## To do
Copy out each line containing "scipy" from the entries below.
>> BEGIN Listed records
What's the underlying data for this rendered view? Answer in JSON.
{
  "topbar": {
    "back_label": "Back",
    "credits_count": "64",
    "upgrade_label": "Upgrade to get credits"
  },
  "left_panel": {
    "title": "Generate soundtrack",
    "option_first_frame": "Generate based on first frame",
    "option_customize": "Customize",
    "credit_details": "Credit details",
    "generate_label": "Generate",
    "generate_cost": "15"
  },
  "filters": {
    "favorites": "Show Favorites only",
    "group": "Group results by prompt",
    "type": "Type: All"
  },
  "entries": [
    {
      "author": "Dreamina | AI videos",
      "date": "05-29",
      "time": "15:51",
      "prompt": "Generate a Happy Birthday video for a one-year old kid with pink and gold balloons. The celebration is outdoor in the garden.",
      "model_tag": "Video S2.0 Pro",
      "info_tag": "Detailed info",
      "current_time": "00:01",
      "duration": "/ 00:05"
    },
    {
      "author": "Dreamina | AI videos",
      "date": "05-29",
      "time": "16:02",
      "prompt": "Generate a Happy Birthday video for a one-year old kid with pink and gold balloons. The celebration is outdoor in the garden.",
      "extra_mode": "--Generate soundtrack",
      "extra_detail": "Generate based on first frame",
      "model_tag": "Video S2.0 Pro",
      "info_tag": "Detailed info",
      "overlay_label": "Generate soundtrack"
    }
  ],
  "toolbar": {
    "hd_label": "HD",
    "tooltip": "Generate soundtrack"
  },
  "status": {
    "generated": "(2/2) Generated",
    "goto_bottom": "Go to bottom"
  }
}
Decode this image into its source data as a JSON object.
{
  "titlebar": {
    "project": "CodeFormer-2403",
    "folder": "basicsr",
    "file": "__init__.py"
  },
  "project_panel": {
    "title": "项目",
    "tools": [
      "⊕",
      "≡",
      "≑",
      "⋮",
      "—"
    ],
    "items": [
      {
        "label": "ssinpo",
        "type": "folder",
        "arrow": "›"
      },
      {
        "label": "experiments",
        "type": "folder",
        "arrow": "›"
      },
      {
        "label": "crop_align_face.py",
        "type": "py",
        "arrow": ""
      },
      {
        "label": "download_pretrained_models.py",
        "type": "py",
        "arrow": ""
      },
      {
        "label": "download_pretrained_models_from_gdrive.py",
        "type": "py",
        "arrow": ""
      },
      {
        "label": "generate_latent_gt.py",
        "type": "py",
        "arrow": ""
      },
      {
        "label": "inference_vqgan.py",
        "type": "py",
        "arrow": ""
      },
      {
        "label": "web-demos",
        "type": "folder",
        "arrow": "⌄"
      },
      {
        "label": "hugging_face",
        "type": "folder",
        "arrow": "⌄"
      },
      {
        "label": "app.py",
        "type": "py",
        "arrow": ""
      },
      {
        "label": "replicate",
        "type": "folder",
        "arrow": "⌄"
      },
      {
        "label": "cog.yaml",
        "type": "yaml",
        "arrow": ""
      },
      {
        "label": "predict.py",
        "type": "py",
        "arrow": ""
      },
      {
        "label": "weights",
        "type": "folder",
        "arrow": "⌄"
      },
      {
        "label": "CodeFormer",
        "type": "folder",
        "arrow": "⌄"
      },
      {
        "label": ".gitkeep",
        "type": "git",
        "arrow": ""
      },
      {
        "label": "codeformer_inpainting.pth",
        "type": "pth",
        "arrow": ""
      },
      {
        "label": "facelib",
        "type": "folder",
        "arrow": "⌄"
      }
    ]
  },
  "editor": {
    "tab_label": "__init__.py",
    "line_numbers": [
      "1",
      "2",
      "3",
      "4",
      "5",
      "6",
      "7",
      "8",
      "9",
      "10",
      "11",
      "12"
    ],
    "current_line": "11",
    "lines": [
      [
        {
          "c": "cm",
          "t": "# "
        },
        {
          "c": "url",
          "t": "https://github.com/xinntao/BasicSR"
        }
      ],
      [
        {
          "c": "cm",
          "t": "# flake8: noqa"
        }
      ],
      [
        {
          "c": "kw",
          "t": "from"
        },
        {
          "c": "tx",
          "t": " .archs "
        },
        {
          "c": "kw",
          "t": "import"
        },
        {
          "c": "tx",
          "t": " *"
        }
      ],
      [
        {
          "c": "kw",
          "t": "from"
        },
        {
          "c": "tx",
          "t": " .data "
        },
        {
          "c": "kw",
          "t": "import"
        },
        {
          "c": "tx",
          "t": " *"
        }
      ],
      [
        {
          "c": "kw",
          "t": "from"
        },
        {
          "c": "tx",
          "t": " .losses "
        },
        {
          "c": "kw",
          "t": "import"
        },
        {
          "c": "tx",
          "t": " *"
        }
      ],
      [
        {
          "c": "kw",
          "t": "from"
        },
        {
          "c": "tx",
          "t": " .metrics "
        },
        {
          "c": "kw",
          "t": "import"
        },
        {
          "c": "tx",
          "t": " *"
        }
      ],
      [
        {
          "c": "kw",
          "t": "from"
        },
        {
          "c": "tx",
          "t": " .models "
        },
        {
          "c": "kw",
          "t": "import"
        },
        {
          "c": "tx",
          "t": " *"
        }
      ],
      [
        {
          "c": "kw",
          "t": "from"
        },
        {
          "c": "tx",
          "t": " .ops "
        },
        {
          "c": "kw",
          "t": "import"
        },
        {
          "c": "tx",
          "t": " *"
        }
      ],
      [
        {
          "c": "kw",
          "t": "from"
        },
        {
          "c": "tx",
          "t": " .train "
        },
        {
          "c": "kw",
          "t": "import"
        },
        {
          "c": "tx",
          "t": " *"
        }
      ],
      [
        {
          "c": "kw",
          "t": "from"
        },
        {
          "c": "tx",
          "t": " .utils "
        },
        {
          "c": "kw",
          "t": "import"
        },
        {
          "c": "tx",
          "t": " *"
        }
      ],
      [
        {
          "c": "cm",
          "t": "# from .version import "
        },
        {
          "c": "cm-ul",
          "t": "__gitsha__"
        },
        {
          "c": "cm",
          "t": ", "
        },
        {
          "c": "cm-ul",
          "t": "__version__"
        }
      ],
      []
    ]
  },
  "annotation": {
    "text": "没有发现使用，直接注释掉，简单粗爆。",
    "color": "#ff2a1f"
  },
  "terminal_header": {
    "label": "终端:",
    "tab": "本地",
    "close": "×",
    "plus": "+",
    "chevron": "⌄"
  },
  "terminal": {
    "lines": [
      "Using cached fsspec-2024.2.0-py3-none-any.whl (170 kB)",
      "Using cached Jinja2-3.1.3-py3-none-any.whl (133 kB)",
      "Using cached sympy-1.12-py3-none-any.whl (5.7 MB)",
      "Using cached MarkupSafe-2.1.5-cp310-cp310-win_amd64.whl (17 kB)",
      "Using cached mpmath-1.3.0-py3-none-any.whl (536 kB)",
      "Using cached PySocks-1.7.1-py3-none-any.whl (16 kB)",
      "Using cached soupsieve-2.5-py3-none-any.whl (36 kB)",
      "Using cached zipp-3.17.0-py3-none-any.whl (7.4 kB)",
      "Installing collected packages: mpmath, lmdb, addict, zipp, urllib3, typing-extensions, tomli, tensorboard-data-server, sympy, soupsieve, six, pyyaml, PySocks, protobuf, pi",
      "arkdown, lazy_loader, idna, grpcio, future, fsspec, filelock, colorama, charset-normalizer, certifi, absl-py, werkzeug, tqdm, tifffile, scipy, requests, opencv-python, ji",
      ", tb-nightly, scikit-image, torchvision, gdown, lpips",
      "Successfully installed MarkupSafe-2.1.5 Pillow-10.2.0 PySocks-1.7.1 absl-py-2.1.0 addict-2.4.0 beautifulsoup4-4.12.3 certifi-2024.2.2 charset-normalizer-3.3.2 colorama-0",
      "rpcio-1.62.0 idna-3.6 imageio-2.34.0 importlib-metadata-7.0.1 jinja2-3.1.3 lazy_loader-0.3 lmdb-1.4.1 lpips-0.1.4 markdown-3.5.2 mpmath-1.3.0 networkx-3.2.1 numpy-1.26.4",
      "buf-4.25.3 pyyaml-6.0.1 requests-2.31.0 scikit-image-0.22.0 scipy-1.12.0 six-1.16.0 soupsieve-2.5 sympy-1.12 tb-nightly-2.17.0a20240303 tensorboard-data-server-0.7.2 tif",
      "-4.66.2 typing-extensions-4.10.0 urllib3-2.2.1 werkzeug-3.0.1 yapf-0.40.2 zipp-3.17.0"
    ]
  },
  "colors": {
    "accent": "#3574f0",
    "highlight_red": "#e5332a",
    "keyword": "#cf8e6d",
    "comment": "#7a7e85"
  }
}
>> END Listed records
>> BEGIN Listed records
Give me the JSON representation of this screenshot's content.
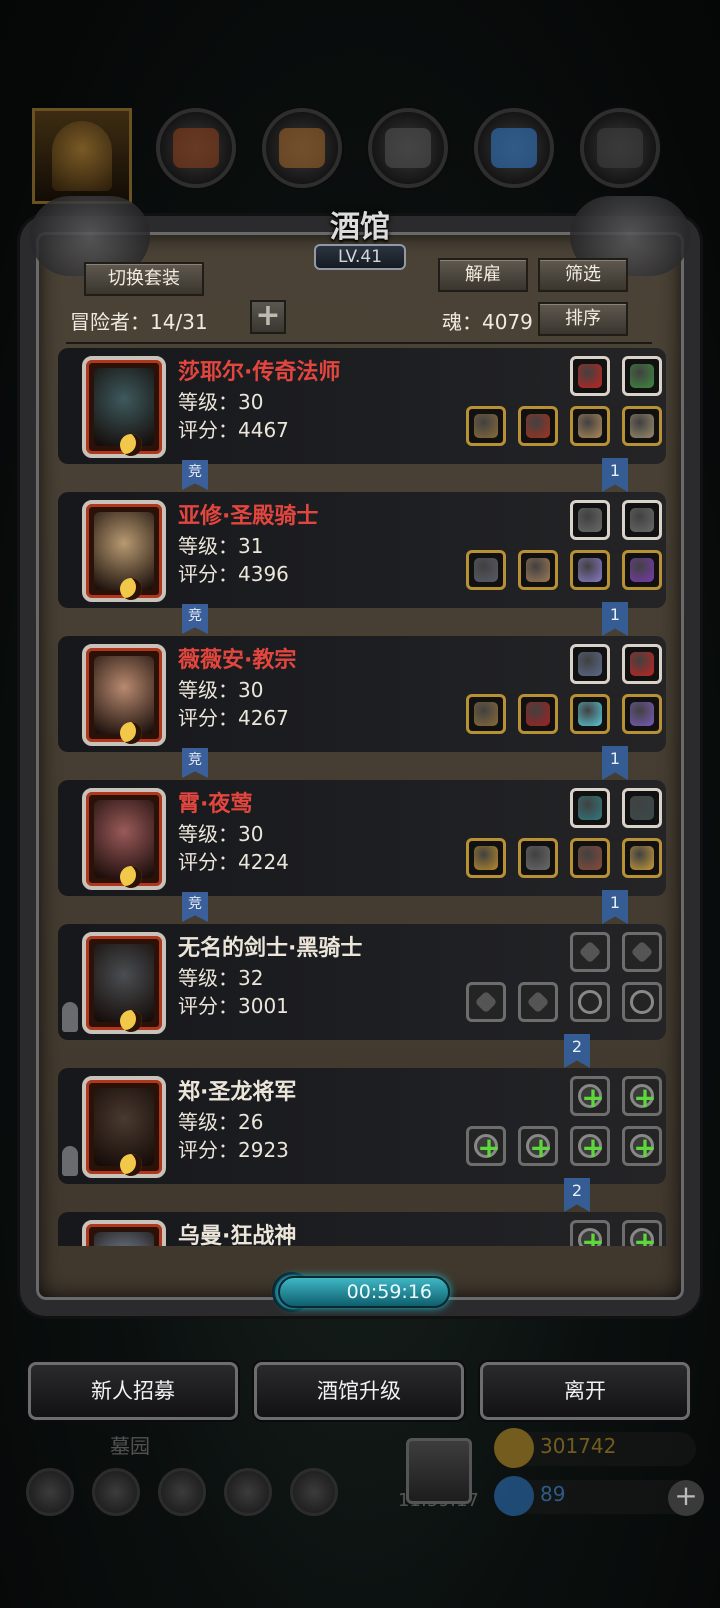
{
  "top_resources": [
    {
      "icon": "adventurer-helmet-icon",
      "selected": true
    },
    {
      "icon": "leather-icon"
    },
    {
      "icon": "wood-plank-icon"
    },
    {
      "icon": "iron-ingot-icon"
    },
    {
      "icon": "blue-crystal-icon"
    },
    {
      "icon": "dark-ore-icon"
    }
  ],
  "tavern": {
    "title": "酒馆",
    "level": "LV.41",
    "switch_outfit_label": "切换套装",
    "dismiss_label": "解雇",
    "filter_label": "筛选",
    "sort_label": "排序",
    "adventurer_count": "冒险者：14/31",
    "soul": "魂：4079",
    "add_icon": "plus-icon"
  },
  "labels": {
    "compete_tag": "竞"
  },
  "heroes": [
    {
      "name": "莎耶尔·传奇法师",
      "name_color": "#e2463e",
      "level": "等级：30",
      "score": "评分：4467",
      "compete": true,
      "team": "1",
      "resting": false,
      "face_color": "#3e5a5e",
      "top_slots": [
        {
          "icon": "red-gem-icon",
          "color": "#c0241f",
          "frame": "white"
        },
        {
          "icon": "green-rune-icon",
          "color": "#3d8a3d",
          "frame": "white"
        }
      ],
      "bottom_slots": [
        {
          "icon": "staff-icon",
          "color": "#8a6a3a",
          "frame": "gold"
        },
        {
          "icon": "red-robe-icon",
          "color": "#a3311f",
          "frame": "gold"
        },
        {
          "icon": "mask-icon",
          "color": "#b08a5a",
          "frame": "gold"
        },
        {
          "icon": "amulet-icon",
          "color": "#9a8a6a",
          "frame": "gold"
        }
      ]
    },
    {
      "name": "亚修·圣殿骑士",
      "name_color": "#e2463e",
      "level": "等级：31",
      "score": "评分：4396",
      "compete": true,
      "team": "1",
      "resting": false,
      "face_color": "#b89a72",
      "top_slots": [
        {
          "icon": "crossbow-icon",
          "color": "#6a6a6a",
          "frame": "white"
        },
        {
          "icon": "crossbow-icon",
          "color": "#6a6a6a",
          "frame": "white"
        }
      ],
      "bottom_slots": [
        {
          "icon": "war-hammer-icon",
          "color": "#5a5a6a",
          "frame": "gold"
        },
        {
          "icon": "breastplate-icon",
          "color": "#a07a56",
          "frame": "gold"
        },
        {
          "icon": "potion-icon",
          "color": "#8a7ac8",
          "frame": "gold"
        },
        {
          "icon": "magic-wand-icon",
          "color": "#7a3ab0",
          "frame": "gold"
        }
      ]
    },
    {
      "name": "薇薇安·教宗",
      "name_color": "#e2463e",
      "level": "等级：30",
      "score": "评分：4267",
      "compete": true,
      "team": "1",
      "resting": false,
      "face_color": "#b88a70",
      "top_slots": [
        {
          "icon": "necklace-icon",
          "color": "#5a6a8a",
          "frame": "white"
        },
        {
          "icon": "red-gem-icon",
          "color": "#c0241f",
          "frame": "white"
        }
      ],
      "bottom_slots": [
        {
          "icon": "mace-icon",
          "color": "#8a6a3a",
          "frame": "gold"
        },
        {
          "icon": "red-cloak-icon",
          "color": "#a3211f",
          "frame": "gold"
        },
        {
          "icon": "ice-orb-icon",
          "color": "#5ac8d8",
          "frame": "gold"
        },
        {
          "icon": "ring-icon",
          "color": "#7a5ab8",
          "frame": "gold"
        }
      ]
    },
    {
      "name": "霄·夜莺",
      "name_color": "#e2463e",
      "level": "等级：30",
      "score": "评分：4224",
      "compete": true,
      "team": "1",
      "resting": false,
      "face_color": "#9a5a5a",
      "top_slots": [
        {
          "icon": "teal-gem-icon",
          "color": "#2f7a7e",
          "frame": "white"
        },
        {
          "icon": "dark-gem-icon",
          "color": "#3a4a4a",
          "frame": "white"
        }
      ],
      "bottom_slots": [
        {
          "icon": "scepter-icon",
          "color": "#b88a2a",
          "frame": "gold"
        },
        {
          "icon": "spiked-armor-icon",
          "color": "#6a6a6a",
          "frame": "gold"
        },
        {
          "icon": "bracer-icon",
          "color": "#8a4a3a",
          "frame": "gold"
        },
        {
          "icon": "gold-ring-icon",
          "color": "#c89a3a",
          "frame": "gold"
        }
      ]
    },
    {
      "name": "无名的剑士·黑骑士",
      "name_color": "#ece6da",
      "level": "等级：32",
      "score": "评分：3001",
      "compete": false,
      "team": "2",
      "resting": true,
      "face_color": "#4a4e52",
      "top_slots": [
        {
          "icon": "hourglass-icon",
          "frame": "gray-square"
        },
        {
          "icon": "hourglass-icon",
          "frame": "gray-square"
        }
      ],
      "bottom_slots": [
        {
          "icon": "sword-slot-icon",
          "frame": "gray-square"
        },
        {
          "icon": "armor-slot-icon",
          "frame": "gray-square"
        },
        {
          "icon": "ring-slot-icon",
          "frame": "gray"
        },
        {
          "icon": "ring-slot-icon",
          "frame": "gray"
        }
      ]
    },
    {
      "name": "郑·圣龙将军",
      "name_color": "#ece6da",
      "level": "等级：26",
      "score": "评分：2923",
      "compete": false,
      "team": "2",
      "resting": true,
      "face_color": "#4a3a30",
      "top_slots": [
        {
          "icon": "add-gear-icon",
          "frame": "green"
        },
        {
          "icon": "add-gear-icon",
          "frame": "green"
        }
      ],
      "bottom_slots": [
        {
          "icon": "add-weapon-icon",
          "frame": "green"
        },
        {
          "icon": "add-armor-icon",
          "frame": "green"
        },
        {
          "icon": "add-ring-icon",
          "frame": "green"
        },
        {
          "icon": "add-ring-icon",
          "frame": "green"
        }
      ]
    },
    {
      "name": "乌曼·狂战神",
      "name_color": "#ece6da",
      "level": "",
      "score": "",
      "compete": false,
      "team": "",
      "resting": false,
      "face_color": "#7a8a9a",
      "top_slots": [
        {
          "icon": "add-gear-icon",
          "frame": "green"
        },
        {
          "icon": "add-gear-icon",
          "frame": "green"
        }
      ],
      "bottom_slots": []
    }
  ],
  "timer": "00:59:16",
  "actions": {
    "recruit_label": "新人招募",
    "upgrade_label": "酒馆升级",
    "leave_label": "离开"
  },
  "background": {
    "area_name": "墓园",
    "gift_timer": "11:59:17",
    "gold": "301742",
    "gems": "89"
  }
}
>> END Listed records
## Task output
      "arkdown, lazy_loader, idna, grpcio, future, fsspec, filelock, colorama, charset-normalizer, certifi, absl-py, werkzeug, tqdm, tifffile, scipy, requests, opencv-python, ji",
      "buf-4.25.3 pyyaml-6.0.1 requests-2.31.0 scikit-image-0.22.0 scipy-1.12.0 six-1.16.0 soupsieve-2.5 sympy-1.12 tb-nightly-2.17.0a20240303 tensorboard-data-server-0.7.2 tif",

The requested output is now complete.